Work instructions ->
Print the data exactly, leaving nothing out.

Material shown ->

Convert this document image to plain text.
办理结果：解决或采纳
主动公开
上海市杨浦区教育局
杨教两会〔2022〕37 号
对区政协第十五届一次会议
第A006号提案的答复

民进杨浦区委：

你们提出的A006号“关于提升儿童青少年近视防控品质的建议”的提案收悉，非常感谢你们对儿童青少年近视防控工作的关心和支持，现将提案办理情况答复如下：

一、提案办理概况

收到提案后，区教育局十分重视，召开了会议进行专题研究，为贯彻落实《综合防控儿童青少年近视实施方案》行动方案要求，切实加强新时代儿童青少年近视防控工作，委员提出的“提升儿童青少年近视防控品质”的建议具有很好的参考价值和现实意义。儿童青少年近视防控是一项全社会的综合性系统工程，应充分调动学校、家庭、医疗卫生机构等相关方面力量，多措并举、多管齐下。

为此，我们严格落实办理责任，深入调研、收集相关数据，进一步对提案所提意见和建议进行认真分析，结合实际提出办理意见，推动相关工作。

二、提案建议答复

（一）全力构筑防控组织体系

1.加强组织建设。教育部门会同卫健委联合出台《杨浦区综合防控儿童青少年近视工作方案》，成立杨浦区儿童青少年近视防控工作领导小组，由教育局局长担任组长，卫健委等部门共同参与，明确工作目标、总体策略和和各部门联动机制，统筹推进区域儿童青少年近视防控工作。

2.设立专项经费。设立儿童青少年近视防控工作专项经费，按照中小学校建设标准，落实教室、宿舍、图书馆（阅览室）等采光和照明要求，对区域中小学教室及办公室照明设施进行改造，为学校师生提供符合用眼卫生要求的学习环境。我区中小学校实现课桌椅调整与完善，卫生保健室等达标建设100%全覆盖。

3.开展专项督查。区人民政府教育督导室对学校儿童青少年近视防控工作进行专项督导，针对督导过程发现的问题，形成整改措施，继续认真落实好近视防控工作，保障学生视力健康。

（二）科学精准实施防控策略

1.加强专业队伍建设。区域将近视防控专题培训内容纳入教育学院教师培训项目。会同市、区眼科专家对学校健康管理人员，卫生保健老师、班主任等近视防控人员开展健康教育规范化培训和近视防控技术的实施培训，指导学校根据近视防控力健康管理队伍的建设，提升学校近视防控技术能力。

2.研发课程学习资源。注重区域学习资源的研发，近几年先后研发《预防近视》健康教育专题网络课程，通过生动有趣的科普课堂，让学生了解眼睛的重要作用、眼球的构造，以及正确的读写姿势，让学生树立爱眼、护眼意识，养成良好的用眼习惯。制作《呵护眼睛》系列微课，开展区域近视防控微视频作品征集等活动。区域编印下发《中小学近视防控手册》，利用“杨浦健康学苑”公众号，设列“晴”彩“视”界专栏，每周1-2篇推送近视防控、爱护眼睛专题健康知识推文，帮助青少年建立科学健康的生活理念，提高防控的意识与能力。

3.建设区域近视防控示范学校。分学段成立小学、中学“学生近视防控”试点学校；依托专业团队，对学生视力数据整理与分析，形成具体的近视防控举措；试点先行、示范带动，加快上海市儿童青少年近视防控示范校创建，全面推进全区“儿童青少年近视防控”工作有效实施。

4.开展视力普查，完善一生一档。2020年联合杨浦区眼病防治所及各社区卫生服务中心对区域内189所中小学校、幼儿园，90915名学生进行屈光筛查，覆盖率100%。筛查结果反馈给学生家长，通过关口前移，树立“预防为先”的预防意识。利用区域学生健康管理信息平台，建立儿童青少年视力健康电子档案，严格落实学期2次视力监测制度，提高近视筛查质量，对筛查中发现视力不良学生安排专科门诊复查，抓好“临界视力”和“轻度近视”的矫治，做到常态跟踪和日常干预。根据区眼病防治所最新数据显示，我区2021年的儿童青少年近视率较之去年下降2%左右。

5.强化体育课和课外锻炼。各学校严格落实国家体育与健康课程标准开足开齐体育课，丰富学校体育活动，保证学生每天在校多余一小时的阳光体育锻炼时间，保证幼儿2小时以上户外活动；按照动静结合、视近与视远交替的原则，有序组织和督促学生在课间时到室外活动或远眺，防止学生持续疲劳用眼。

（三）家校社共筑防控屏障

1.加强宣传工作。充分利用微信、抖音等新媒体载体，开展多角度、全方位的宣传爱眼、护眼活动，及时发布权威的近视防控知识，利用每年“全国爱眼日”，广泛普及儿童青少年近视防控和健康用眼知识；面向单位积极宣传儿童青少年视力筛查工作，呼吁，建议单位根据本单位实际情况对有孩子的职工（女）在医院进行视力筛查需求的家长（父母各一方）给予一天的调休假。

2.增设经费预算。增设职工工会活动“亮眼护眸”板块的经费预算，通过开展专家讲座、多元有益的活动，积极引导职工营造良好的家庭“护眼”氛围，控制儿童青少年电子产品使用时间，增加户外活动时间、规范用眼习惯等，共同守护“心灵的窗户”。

Task response ->
Convert this document image to plain text.
办理结果：解决或采纳
主动公开
上海市杨浦区教育局
杨教两会〔2022〕37 号
对区政协第十五届一次会议
第A006号提案的答复

民进杨浦区委：

你们提出的A006号“关于提升儿童青少年近视防控品质的建议”的提案收悉，非常感谢你们对儿童青少年近视防控工作的关心和支持，现将提案办理情况答复如下：

一、提案办理概况

收到提案后，区教育局十分重视，召开了会议进行专题研究，为贯彻落实《综合防控儿童青少年近视实施方案》行动方案要求，切实加强新时代儿童青少年近视防控工作，委员提出的“提升儿童青少年近视防控品质”的建议具有很好的参考价值和现实意义。儿童青少年近视防控是一项全社会的综合性系统工程，应充分调动学校、家庭、医疗卫生机构等相关方面力量，多措并举、多管齐下。

为此，我们严格落实办理责任，深入调研、收集相关数据，进一步对提案所提意见和建议进行认真分析，结合实际提出办理意见，推动相关工作。

二、提案建议答复

（一）全力构筑防控组织体系

1.加强组织建设。教育部门会同卫健委联合出台《杨浦区综合防控儿童青少年近视工作方案》，成立杨浦区儿童青少年近视防控工作领导小组，由教育局局长担任组长，卫健委等部门共同参与，明确工作目标、总体策略和和各部门联动机制，统筹推进区域儿童青少年近视防控工作。

2.设立专项经费。设立儿童青少年近视防控工作专项经费，按照中小学校建设标准，落实教室、宿舍、图书馆（阅览室）等采光和照明要求，对区域中小学教室及办公室照明设施进行改造，为学校师生提供符合用眼卫生要求的学习环境。我区中小学校实现课桌椅调整与完善，卫生保健室等达标建设100%全覆盖。

3.开展专项督查。区人民政府教育督导室对学校儿童青少年近视防控工作进行专项督导，针对督导过程发现的问题，形成整改措施，继续认真落实好近视防控工作，保障学生视力健康。

（二）科学精准实施防控策略

1.加强专业队伍建设。区域将近视防控专题培训内容纳入教育学院教师培训项目。会同市、区眼科专家对学校健康管理人员，卫生保健老师、班主任等近视防控人员开展健康教育规范化培训和近视防控技术的实施培训，指导学校根据近视防控力健康管理队伍的建设，提升学校近视防控技术能力。

2.研发课程学习资源。注重区域学习资源的研发，近几年先后研发《预防近视》健康教育专题网络课程，通过生动有趣的科普课堂，让学生了解眼睛的重要作用、眼球的构造，以及正确的读写姿势，让学生树立爱眼、护眼意识，养成良好的用眼习惯。制作《呵护眼睛》系列微课，开展区域近视防控微视频作品征集等活动。区域编印下发《中小学近视防控手册》，利用“杨浦健康学苑”公众号，设列“晴”彩“视”界专栏，每周1-2篇推送近视防控、爱护眼睛专题健康知识推文，帮助青少年建立科学健康的生活理念，提高防控的意识与能力。

3.建设区域近视防控示范学校。分学段成立小学、中学“学生近视防控”试点学校；依托专业团队，对学生视力数据整理与分析，形成具体的近视防控举措；试点先行、示范带动，加快上海市儿童青少年近视防控示范校创建，全面推进全区“儿童青少年近视防控”工作有效实施。

4.开展视力普查，完善一生一档。2020年联合杨浦区眼病防治所及各社区卫生服务中心对区域内189所中小学校、幼儿园，90915名学生进行屈光筛查，覆盖率100%。筛查结果反馈给学生家长，通过关口前移，树立“预防为先”的预防意识。利用区域学生健康管理信息平台，建立儿童青少年视力健康电子档案，严格落实学期2次视力监测制度，提高近视筛查质量，对筛查中发现视力不良学生安排专科门诊复查，抓好“临界视力”和“轻度近视”的矫治，做到常态跟踪和日常干预。根据区眼病防治所最新数据显示，我区2021年的儿童青少年近视率较之去年下降2%左右。

5.强化体育课和课外锻炼。各学校严格落实国家体育与健康课程标准开足开齐体育课，丰富学校体育活动，保证学生每天在校多余一小时的阳光体育锻炼时间，保证幼儿2小时以上户外活动；按照动静结合、视近与视远交替的原则，有序组织和督促学生在课间时到室外活动或远眺，防止学生持续疲劳用眼。

（三）家校社共筑防控屏障

1.加强宣传工作。充分利用微信、抖音等新媒体载体，开展多角度、全方位的宣传爱眼、护眼活动，及时发布权威的近视防控知识，利用每年“全国爱眼日”，广泛普及儿童青少年近视防控和健康用眼知识；面向单位积极宣传儿童青少年视力筛查工作，呼吁，建议单位根据本单位实际情况对有孩子的职工（女）在医院进行视力筛查需求的家长（父母各一方）给予一天的调休假。

2.增设经费预算。增设职工工会活动“亮眼护眸”板块的经费预算，通过开展专家讲座、多元有益的活动，积极引导职工营造良好的家庭“护眼”氛围，控制儿童青少年电子产品使用时间，增加户外活动时间、规范用眼习惯等，共同守护“心灵的窗户”。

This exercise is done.